■ EXERCISE BRIEF ■
Write out the material below again, unchanged.

━━━━━ STORED RECORDS

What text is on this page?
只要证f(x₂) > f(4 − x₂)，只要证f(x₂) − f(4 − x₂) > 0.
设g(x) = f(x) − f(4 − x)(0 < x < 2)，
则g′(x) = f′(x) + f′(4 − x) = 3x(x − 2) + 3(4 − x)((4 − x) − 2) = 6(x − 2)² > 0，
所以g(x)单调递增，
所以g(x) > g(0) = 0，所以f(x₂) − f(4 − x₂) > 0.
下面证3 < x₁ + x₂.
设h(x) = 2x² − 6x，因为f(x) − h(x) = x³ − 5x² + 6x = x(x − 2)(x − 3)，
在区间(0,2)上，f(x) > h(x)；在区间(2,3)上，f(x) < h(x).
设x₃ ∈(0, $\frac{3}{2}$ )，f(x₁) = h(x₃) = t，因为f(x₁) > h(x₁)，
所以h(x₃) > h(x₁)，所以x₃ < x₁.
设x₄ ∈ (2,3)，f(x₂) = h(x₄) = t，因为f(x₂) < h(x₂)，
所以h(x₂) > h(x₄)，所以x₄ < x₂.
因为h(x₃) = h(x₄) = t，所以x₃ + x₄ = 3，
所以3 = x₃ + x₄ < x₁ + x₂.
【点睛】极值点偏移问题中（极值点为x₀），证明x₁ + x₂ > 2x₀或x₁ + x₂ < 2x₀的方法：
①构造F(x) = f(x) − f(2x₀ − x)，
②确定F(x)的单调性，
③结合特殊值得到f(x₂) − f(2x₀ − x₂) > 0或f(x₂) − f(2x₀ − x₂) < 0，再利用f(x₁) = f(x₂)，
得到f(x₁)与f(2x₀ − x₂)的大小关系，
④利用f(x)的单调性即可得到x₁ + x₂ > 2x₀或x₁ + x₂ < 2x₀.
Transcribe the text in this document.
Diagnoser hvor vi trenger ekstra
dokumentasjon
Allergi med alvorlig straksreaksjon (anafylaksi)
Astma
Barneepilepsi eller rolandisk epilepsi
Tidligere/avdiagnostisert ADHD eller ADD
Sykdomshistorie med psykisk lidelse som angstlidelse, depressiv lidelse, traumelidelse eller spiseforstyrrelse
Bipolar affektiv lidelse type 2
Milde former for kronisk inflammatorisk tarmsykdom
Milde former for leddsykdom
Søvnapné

━━━━━━━━━━

■ THE ANSWER ■
What text is on this page?
只要证f(x₂) > f(4 − x₂)，只要证f(x₂) − f(4 − x₂) > 0.
设g(x) = f(x) − f(4 − x)(0 < x < 2)，
则g′(x) = f′(x) + f′(4 − x) = 3x(x − 2) + 3(4 − x)((4 − x) − 2) = 6(x − 2)² > 0，
所以g(x)单调递增，
所以g(x) > g(0) = 0，所以f(x₂) − f(4 − x₂) > 0.
下面证3 < x₁ + x₂.
设h(x) = 2x² − 6x，因为f(x) − h(x) = x³ − 5x² + 6x = x(x − 2)(x − 3)，
在区间(0,2)上，f(x) > h(x)；在区间(2,3)上，f(x) < h(x).
设x₃ ∈(0, $\frac{3}{2}$ )，f(x₁) = h(x₃) = t，因为f(x₁) > h(x₁)，
所以h(x₃) > h(x₁)，所以x₃ < x₁.
设x₄ ∈ (2,3)，f(x₂) = h(x₄) = t，因为f(x₂) < h(x₂)，
所以h(x₂) > h(x₄)，所以x₄ < x₂.
因为h(x₃) = h(x₄) = t，所以x₃ + x₄ = 3，
所以3 = x₃ + x₄ < x₁ + x₂.
【点睛】极值点偏移问题中（极值点为x₀），证明x₁ + x₂ > 2x₀或x₁ + x₂ < 2x₀的方法：
①构造F(x) = f(x) − f(2x₀ − x)，
②确定F(x)的单调性，
③结合特殊值得到f(x₂) − f(2x₀ − x₂) > 0或f(x₂) − f(2x₀ − x₂) < 0，再利用f(x₁) = f(x₂)，
得到f(x₁)与f(2x₀ − x₂)的大小关系，
④利用f(x)的单调性即可得到x₁ + x₂ > 2x₀或x₁ + x₂ < 2x₀.
Transcribe the text in this document.
Diagnoser hvor vi trenger ekstra
dokumentasjon
Allergi med alvorlig straksreaksjon (anafylaksi)
Astma
Barneepilepsi eller rolandisk epilepsi
Tidligere/avdiagnostisert ADHD eller ADD
Sykdomshistorie med psykisk lidelse som angstlidelse, depressiv lidelse, traumelidelse eller spiseforstyrrelse
Bipolar affektiv lidelse type 2
Milde former for kronisk inflammatorisk tarmsykdom
Milde former for leddsykdom
Søvnapné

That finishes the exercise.